PROBLEM TO WORK ON: In this exercise, return the whole listing exactly, excluding any images.

RECORDS SUPPLIED:
# # #

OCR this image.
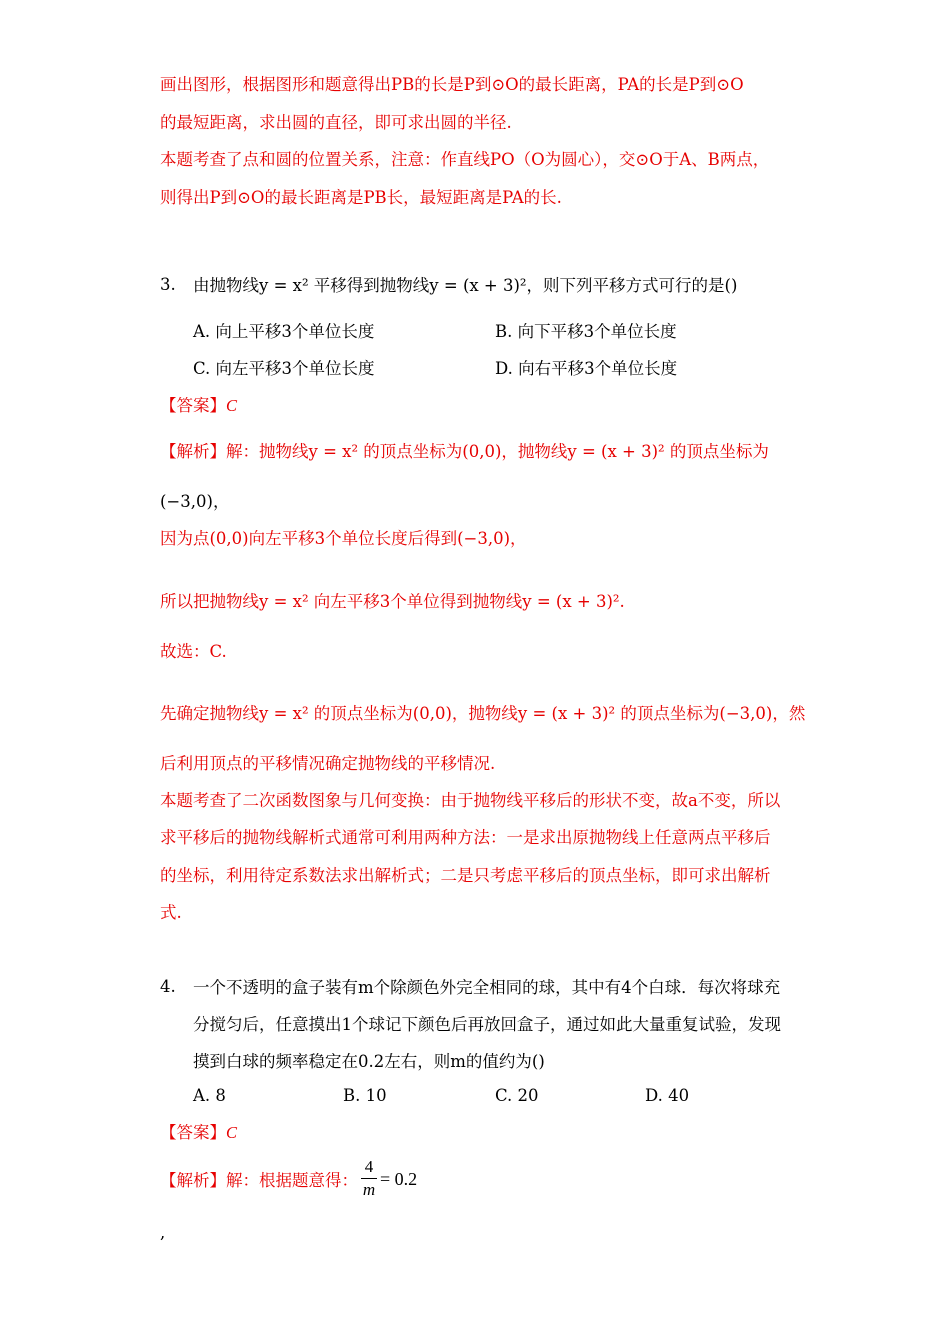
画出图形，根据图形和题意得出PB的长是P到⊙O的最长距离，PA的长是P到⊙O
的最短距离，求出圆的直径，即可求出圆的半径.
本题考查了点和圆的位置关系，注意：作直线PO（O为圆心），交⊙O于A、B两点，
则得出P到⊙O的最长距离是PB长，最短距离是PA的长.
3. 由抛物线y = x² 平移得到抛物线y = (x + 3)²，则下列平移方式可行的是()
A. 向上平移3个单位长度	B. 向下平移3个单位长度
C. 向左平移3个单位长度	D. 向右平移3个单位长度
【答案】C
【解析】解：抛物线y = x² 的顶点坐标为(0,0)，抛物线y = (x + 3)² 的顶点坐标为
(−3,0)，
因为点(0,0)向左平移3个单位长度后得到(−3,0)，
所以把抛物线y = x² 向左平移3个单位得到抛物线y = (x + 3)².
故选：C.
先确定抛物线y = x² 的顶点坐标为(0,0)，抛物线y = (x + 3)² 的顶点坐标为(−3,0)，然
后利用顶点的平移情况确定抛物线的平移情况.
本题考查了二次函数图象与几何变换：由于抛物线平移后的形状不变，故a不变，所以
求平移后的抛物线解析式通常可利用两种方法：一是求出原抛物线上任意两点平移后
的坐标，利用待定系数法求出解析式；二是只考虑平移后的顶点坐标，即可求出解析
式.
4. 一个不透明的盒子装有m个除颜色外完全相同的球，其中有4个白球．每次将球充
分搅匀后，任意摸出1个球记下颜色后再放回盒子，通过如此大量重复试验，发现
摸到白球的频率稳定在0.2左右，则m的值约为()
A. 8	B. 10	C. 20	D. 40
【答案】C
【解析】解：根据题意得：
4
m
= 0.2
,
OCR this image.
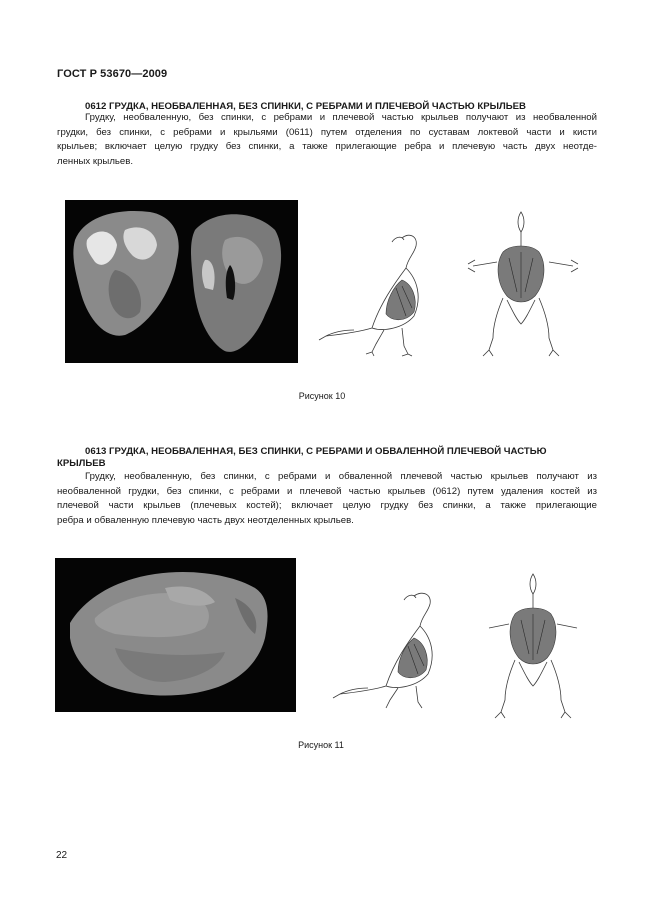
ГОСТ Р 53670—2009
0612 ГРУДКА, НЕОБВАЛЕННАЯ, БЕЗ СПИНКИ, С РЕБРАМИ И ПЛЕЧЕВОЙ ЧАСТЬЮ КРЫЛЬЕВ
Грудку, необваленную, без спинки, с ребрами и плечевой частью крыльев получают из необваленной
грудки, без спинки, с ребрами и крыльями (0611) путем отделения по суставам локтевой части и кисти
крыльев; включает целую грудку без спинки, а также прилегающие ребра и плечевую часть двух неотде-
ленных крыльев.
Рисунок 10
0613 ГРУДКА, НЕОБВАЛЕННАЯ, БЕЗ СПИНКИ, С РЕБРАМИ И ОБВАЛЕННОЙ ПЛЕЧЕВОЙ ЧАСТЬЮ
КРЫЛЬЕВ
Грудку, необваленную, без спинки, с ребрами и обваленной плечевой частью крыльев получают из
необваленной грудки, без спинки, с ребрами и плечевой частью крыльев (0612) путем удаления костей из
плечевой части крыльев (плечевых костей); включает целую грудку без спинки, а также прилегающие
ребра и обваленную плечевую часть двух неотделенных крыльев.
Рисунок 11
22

# # #

TASK RESPONSE:
OCR this image.
画出图形，根据图形和题意得出PB的长是P到⊙O的最长距离，PA的长是P到⊙O
的最短距离，求出圆的直径，即可求出圆的半径.
本题考查了点和圆的位置关系，注意：作直线PO（O为圆心），交⊙O于A、B两点，
则得出P到⊙O的最长距离是PB长，最短距离是PA的长.
3. 由抛物线y = x² 平移得到抛物线y = (x + 3)²，则下列平移方式可行的是()
A. 向上平移3个单位长度	B. 向下平移3个单位长度
C. 向左平移3个单位长度	D. 向右平移3个单位长度
【答案】C
【解析】解：抛物线y = x² 的顶点坐标为(0,0)，抛物线y = (x + 3)² 的顶点坐标为
(−3,0)，
因为点(0,0)向左平移3个单位长度后得到(−3,0)，
所以把抛物线y = x² 向左平移3个单位得到抛物线y = (x + 3)².
故选：C.
先确定抛物线y = x² 的顶点坐标为(0,0)，抛物线y = (x + 3)² 的顶点坐标为(−3,0)，然
后利用顶点的平移情况确定抛物线的平移情况.
本题考查了二次函数图象与几何变换：由于抛物线平移后的形状不变，故a不变，所以
求平移后的抛物线解析式通常可利用两种方法：一是求出原抛物线上任意两点平移后
的坐标，利用待定系数法求出解析式；二是只考虑平移后的顶点坐标，即可求出解析
式.
4. 一个不透明的盒子装有m个除颜色外完全相同的球，其中有4个白球．每次将球充
分搅匀后，任意摸出1个球记下颜色后再放回盒子，通过如此大量重复试验，发现
摸到白球的频率稳定在0.2左右，则m的值约为()
A. 8	B. 10	C. 20	D. 40
【答案】C
【解析】解：根据题意得：
4
m
= 0.2
,
OCR this image.
ГОСТ Р 53670—2009
0612 ГРУДКА, НЕОБВАЛЕННАЯ, БЕЗ СПИНКИ, С РЕБРАМИ И ПЛЕЧЕВОЙ ЧАСТЬЮ КРЫЛЬЕВ
Грудку, необваленную, без спинки, с ребрами и плечевой частью крыльев получают из необваленной
грудки, без спинки, с ребрами и крыльями (0611) путем отделения по суставам локтевой части и кисти
крыльев; включает целую грудку без спинки, а также прилегающие ребра и плечевую часть двух неотде-
ленных крыльев.
Рисунок 10
0613 ГРУДКА, НЕОБВАЛЕННАЯ, БЕЗ СПИНКИ, С РЕБРАМИ И ОБВАЛЕННОЙ ПЛЕЧЕВОЙ ЧАСТЬЮ
КРЫЛЬЕВ
Грудку, необваленную, без спинки, с ребрами и обваленной плечевой частью крыльев получают из
необваленной грудки, без спинки, с ребрами и плечевой частью крыльев (0612) путем удаления костей из
плечевой части крыльев (плечевых костей); включает целую грудку без спинки, а также прилегающие
ребра и обваленную плечевую часть двух неотделенных крыльев.
Рисунок 11
22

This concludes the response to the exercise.